• **DESCRIPTION OF THE TASK**
Copy the following records line for line, with no changes.

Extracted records
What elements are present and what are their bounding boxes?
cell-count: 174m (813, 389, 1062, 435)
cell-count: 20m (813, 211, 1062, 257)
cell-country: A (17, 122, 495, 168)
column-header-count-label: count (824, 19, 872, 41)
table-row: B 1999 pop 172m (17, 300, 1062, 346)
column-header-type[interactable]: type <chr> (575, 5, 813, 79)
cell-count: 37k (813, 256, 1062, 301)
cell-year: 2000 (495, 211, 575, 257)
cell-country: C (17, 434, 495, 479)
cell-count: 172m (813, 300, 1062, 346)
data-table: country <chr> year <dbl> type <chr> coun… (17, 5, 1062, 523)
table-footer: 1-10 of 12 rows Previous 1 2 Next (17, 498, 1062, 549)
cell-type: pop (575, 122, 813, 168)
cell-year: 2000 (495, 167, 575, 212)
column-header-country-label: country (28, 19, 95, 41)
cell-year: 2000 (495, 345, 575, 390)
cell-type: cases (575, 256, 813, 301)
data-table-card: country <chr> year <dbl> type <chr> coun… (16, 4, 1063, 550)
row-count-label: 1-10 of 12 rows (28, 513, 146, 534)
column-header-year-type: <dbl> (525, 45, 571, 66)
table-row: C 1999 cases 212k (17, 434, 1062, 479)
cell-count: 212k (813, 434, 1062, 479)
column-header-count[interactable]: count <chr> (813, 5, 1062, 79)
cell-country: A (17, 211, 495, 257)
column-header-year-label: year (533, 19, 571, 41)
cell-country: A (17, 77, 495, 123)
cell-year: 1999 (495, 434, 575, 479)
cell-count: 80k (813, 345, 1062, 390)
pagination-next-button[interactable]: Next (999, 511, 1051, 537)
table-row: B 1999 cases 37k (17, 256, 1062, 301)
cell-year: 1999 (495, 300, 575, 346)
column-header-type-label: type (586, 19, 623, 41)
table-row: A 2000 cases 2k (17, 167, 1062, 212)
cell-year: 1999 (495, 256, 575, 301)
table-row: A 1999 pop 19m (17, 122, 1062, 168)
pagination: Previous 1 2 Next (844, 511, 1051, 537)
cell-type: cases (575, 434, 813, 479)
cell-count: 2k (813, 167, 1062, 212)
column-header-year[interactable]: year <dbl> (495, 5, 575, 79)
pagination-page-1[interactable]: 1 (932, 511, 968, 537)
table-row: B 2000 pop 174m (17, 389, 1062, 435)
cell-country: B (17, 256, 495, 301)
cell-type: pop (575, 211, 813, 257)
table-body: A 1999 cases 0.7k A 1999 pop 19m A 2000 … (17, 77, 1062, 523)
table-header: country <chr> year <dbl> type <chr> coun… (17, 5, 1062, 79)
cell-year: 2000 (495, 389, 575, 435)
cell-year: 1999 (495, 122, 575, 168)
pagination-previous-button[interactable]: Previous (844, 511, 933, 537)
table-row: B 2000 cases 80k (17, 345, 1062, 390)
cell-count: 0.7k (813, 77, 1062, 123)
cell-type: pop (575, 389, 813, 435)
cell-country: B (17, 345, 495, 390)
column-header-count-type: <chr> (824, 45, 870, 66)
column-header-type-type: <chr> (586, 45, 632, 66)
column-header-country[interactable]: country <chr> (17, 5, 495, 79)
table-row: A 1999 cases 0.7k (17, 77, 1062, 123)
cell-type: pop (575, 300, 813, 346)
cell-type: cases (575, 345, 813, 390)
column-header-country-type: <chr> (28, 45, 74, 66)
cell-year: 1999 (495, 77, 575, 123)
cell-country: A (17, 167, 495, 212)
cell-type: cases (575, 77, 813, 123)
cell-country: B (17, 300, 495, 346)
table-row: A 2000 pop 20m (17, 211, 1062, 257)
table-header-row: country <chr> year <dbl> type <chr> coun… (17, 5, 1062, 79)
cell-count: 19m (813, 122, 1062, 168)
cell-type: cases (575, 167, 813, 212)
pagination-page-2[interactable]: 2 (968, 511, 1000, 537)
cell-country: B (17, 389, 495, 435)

• **FINAL RESULT**
What elements are present and what are their bounding boxes?
cell-count: 174m (813, 389, 1062, 435)
cell-count: 20m (813, 211, 1062, 257)
cell-country: A (17, 122, 495, 168)
column-header-count-label: count (824, 19, 872, 41)
table-row: B 1999 pop 172m (17, 300, 1062, 346)
column-header-type[interactable]: type <chr> (575, 5, 813, 79)
cell-count: 37k (813, 256, 1062, 301)
cell-year: 2000 (495, 211, 575, 257)
cell-country: C (17, 434, 495, 479)
cell-count: 172m (813, 300, 1062, 346)
data-table: country <chr> year <dbl> type <chr> coun… (17, 5, 1062, 523)
table-footer: 1-10 of 12 rows Previous 1 2 Next (17, 498, 1062, 549)
cell-type: pop (575, 122, 813, 168)
cell-year: 2000 (495, 167, 575, 212)
column-header-country-label: country (28, 19, 95, 41)
cell-year: 2000 (495, 345, 575, 390)
cell-type: cases (575, 256, 813, 301)
data-table-card: country <chr> year <dbl> type <chr> coun… (16, 4, 1063, 550)
row-count-label: 1-10 of 12 rows (28, 513, 146, 534)
column-header-year-type: <dbl> (525, 45, 571, 66)
table-row: C 1999 cases 212k (17, 434, 1062, 479)
cell-count: 212k (813, 434, 1062, 479)
column-header-count[interactable]: count <chr> (813, 5, 1062, 79)
cell-country: A (17, 211, 495, 257)
column-header-year-label: year (533, 19, 571, 41)
cell-country: A (17, 77, 495, 123)
cell-year: 1999 (495, 434, 575, 479)
cell-count: 80k (813, 345, 1062, 390)
pagination-next-button[interactable]: Next (999, 511, 1051, 537)
table-row: B 1999 cases 37k (17, 256, 1062, 301)
cell-year: 1999 (495, 300, 575, 346)
column-header-type-label: type (586, 19, 623, 41)
table-row: A 2000 cases 2k (17, 167, 1062, 212)
cell-year: 1999 (495, 256, 575, 301)
table-row: A 1999 pop 19m (17, 122, 1062, 168)
pagination: Previous 1 2 Next (844, 511, 1051, 537)
cell-type: cases (575, 434, 813, 479)
cell-count: 2k (813, 167, 1062, 212)
column-header-year[interactable]: year <dbl> (495, 5, 575, 79)
pagination-page-1[interactable]: 1 (932, 511, 968, 537)
table-row: B 2000 pop 174m (17, 389, 1062, 435)
cell-country: B (17, 256, 495, 301)
cell-type: pop (575, 211, 813, 257)
table-body: A 1999 cases 0.7k A 1999 pop 19m A 2000 … (17, 77, 1062, 523)
table-header: country <chr> year <dbl> type <chr> coun… (17, 5, 1062, 79)
cell-year: 2000 (495, 389, 575, 435)
cell-year: 1999 (495, 122, 575, 168)
pagination-previous-button[interactable]: Previous (844, 511, 933, 537)
table-row: B 2000 cases 80k (17, 345, 1062, 390)
cell-count: 0.7k (813, 77, 1062, 123)
cell-type: pop (575, 389, 813, 435)
cell-country: B (17, 345, 495, 390)
column-header-count-type: <chr> (824, 45, 870, 66)
column-header-type-type: <chr> (586, 45, 632, 66)
column-header-country[interactable]: country <chr> (17, 5, 495, 79)
table-row: A 1999 cases 0.7k (17, 77, 1062, 123)
cell-type: pop (575, 300, 813, 346)
cell-type: cases (575, 345, 813, 390)
column-header-country-type: <chr> (28, 45, 74, 66)
cell-year: 1999 (495, 77, 575, 123)
cell-country: A (17, 167, 495, 212)
cell-type: cases (575, 77, 813, 123)
cell-country: B (17, 300, 495, 346)
table-row: A 2000 pop 20m (17, 211, 1062, 257)
table-header-row: country <chr> year <dbl> type <chr> coun… (17, 5, 1062, 79)
cell-count: 19m (813, 122, 1062, 168)
cell-type: cases (575, 167, 813, 212)
pagination-page-2[interactable]: 2 (968, 511, 1000, 537)
cell-country: B (17, 389, 495, 435)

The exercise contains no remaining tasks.